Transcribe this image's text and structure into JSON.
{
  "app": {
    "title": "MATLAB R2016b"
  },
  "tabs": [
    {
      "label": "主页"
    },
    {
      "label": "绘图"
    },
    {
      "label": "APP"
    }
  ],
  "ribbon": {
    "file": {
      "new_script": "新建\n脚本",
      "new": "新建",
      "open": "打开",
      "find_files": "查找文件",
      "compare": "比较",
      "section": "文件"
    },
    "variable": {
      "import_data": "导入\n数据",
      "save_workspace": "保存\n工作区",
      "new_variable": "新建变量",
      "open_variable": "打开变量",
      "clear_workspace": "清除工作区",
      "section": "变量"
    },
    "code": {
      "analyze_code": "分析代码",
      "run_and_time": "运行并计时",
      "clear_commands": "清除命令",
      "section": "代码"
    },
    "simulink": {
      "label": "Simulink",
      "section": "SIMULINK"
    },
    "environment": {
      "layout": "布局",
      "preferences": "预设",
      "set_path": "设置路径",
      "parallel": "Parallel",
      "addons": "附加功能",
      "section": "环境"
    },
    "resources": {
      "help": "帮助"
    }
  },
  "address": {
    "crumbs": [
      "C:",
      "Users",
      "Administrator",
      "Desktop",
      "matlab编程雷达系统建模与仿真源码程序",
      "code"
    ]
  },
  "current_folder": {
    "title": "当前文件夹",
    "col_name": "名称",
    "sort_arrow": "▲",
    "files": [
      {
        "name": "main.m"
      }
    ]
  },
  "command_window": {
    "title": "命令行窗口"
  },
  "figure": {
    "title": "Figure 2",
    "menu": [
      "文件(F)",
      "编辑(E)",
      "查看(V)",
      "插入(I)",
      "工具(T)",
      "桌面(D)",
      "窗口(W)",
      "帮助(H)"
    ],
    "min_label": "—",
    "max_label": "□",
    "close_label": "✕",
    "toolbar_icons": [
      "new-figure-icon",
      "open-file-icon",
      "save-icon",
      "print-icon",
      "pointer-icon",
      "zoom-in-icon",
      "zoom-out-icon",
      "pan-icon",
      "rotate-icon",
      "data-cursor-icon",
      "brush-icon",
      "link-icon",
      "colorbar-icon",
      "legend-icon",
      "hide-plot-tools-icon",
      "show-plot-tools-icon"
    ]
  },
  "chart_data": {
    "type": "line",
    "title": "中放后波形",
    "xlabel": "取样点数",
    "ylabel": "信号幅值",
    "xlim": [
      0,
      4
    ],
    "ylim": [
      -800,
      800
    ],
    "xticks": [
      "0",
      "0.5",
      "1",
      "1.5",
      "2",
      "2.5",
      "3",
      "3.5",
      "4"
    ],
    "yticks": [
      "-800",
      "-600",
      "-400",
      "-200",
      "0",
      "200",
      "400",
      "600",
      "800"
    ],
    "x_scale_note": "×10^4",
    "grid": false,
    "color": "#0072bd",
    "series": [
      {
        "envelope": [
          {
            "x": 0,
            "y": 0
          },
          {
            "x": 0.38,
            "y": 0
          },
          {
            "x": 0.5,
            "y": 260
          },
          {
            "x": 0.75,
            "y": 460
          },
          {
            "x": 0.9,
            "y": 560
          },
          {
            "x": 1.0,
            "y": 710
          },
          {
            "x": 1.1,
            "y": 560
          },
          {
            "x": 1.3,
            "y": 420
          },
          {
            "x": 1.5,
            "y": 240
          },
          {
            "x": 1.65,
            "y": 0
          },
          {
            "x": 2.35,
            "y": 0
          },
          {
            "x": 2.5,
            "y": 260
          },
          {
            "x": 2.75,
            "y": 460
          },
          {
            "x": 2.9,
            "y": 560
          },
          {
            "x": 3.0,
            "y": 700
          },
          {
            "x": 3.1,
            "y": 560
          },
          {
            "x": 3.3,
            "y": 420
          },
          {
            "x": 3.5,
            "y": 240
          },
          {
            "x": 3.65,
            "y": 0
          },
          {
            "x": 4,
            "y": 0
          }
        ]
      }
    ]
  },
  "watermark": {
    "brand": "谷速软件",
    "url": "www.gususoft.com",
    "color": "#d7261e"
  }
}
.....
Work to complete:
Restate each record exactly as written.

In response:
Transcribe this image's text and structure into JSON.
{
  "app": {
    "title": "MATLAB R2016b"
  },
  "tabs": [
    {
      "label": "主页"
    },
    {
      "label": "绘图"
    },
    {
      "label": "APP"
    }
  ],
  "ribbon": {
    "file": {
      "new_script": "新建\n脚本",
      "new": "新建",
      "open": "打开",
      "find_files": "查找文件",
      "compare": "比较",
      "section": "文件"
    },
    "variable": {
      "import_data": "导入\n数据",
      "save_workspace": "保存\n工作区",
      "new_variable": "新建变量",
      "open_variable": "打开变量",
      "clear_workspace": "清除工作区",
      "section": "变量"
    },
    "code": {
      "analyze_code": "分析代码",
      "run_and_time": "运行并计时",
      "clear_commands": "清除命令",
      "section": "代码"
    },
    "simulink": {
      "label": "Simulink",
      "section": "SIMULINK"
    },
    "environment": {
      "layout": "布局",
      "preferences": "预设",
      "set_path": "设置路径",
      "parallel": "Parallel",
      "addons": "附加功能",
      "section": "环境"
    },
    "resources": {
      "help": "帮助"
    }
  },
  "address": {
    "crumbs": [
      "C:",
      "Users",
      "Administrator",
      "Desktop",
      "matlab编程雷达系统建模与仿真源码程序",
      "code"
    ]
  },
  "current_folder": {
    "title": "当前文件夹",
    "col_name": "名称",
    "sort_arrow": "▲",
    "files": [
      {
        "name": "main.m"
      }
    ]
  },
  "command_window": {
    "title": "命令行窗口"
  },
  "figure": {
    "title": "Figure 2",
    "menu": [
      "文件(F)",
      "编辑(E)",
      "查看(V)",
      "插入(I)",
      "工具(T)",
      "桌面(D)",
      "窗口(W)",
      "帮助(H)"
    ],
    "min_label": "—",
    "max_label": "□",
    "close_label": "✕",
    "toolbar_icons": [
      "new-figure-icon",
      "open-file-icon",
      "save-icon",
      "print-icon",
      "pointer-icon",
      "zoom-in-icon",
      "zoom-out-icon",
      "pan-icon",
      "rotate-icon",
      "data-cursor-icon",
      "brush-icon",
      "link-icon",
      "colorbar-icon",
      "legend-icon",
      "hide-plot-tools-icon",
      "show-plot-tools-icon"
    ]
  },
  "chart_data": {
    "type": "line",
    "title": "中放后波形",
    "xlabel": "取样点数",
    "ylabel": "信号幅值",
    "xlim": [
      0,
      4
    ],
    "ylim": [
      -800,
      800
    ],
    "xticks": [
      "0",
      "0.5",
      "1",
      "1.5",
      "2",
      "2.5",
      "3",
      "3.5",
      "4"
    ],
    "yticks": [
      "-800",
      "-600",
      "-400",
      "-200",
      "0",
      "200",
      "400",
      "600",
      "800"
    ],
    "x_scale_note": "×10^4",
    "grid": false,
    "color": "#0072bd",
    "series": [
      {
        "envelope": [
          {
            "x": 0,
            "y": 0
          },
          {
            "x": 0.38,
            "y": 0
          },
          {
            "x": 0.5,
            "y": 260
          },
          {
            "x": 0.75,
            "y": 460
          },
          {
            "x": 0.9,
            "y": 560
          },
          {
            "x": 1.0,
            "y": 710
          },
          {
            "x": 1.1,
            "y": 560
          },
          {
            "x": 1.3,
            "y": 420
          },
          {
            "x": 1.5,
            "y": 240
          },
          {
            "x": 1.65,
            "y": 0
          },
          {
            "x": 2.35,
            "y": 0
          },
          {
            "x": 2.5,
            "y": 260
          },
          {
            "x": 2.75,
            "y": 460
          },
          {
            "x": 2.9,
            "y": 560
          },
          {
            "x": 3.0,
            "y": 700
          },
          {
            "x": 3.1,
            "y": 560
          },
          {
            "x": 3.3,
            "y": 420
          },
          {
            "x": 3.5,
            "y": 240
          },
          {
            "x": 3.65,
            "y": 0
          },
          {
            "x": 4,
            "y": 0
          }
        ]
      }
    ]
  },
  "watermark": {
    "brand": "谷速软件",
    "url": "www.gususoft.com",
    "color": "#d7261e"
  }
}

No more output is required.